# WHAT NEEDS TO BE DONE
Leave out the pictures and repeat everything else in the records exactly.

—————

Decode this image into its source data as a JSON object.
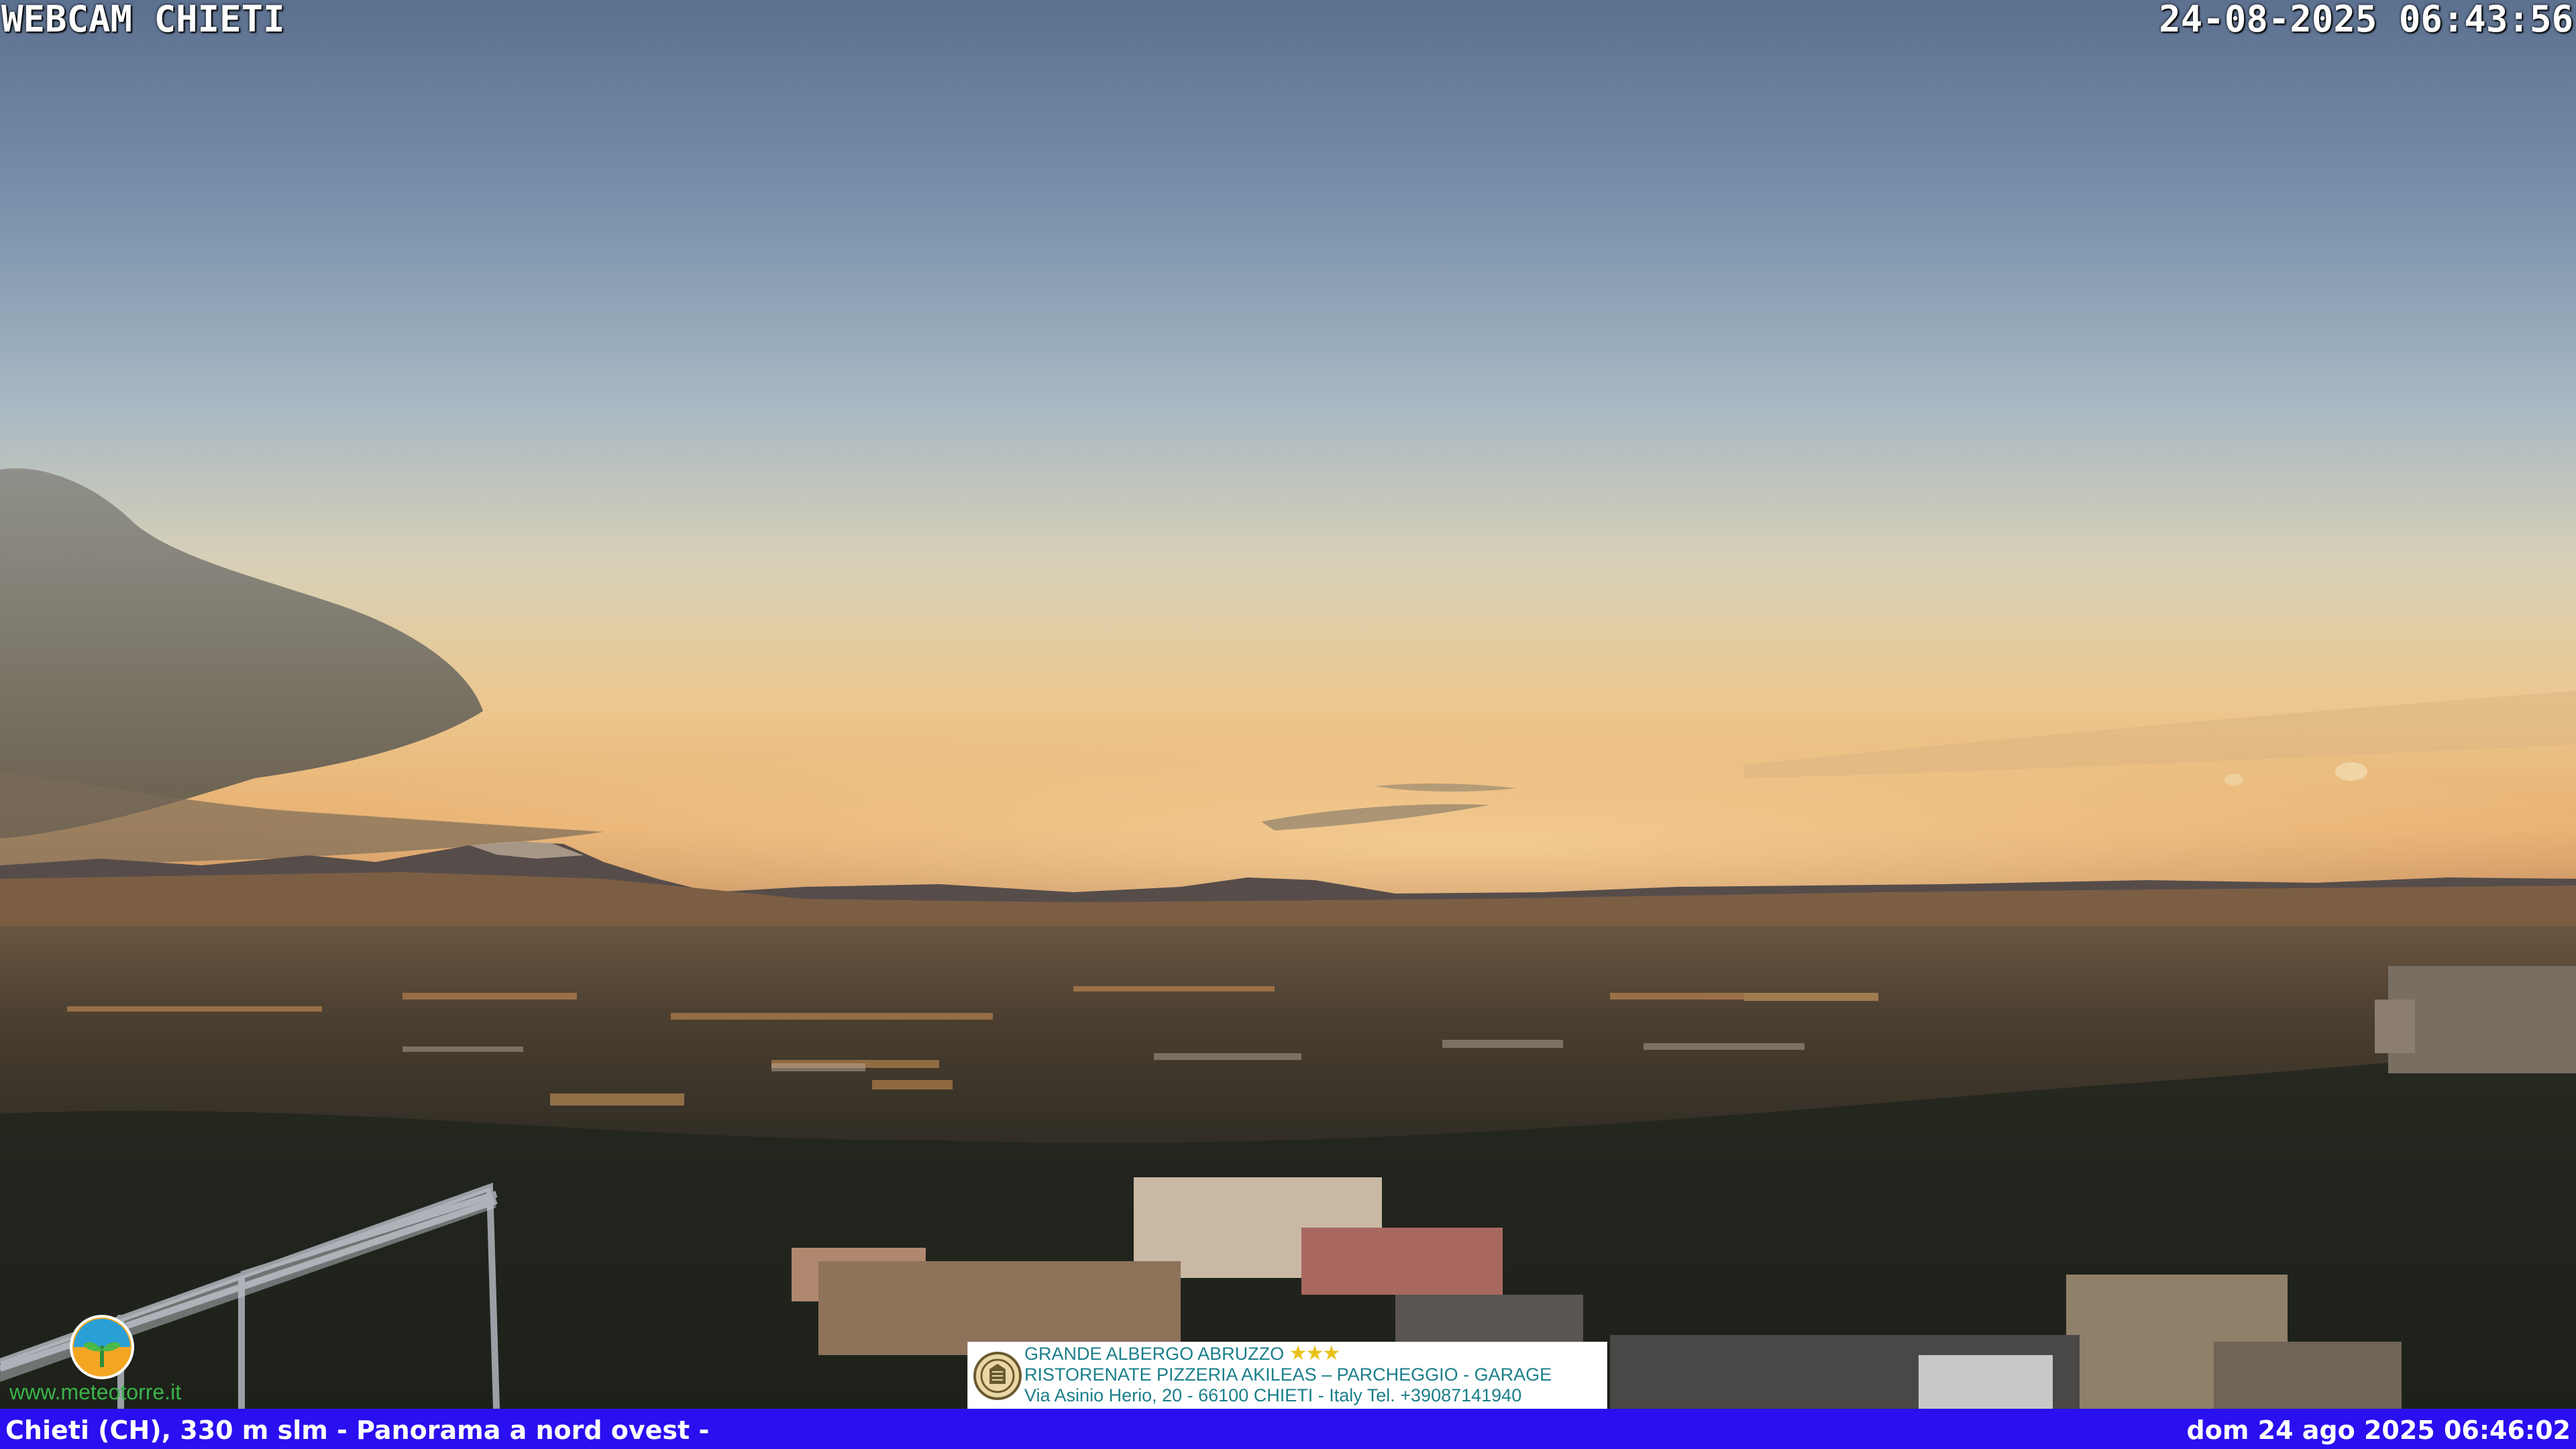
{
  "webcam": {
    "title": "WEBCAM CHIETI",
    "timestamp": "24-08-2025 06:43:56"
  },
  "footer": {
    "location": "Chieti (CH), 330 m slm - Panorama a nord ovest -",
    "datetime": "dom 24 ago 2025 06:46:02"
  },
  "advertisement": {
    "line1": "GRANDE ALBERGO ABRUZZO",
    "stars": "★★★",
    "line2": "RISTORENATE PIZZERIA AKILEAS – PARCHEGGIO - GARAGE",
    "line3": "Via Asinio Herio, 20 - 66100 CHIETI - Italy Tel. +39087141940"
  },
  "branding": {
    "url": "www.meteotorre.it",
    "icon": "meteotorre-logo-icon"
  },
  "colors": {
    "footer_bar": "#2a0ff0",
    "ad_text": "#1a7f8a",
    "sky_top": "#5f7593",
    "horizon": "#f0c480"
  }
}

—————

# EXERCISE RESPONSE
Decode this image into its source data as a JSON object.
{
  "webcam": {
    "title": "WEBCAM CHIETI",
    "timestamp": "24-08-2025 06:43:56"
  },
  "footer": {
    "location": "Chieti (CH), 330 m slm - Panorama a nord ovest -",
    "datetime": "dom 24 ago 2025 06:46:02"
  },
  "advertisement": {
    "line1": "GRANDE ALBERGO ABRUZZO",
    "stars": "★★★",
    "line2": "RISTORENATE PIZZERIA AKILEAS – PARCHEGGIO - GARAGE",
    "line3": "Via Asinio Herio, 20 - 66100 CHIETI - Italy Tel. +39087141940"
  },
  "branding": {
    "url": "www.meteotorre.it",
    "icon": "meteotorre-logo-icon"
  },
  "colors": {
    "footer_bar": "#2a0ff0",
    "ad_text": "#1a7f8a",
    "sky_top": "#5f7593",
    "horizon": "#f0c480"
  }
}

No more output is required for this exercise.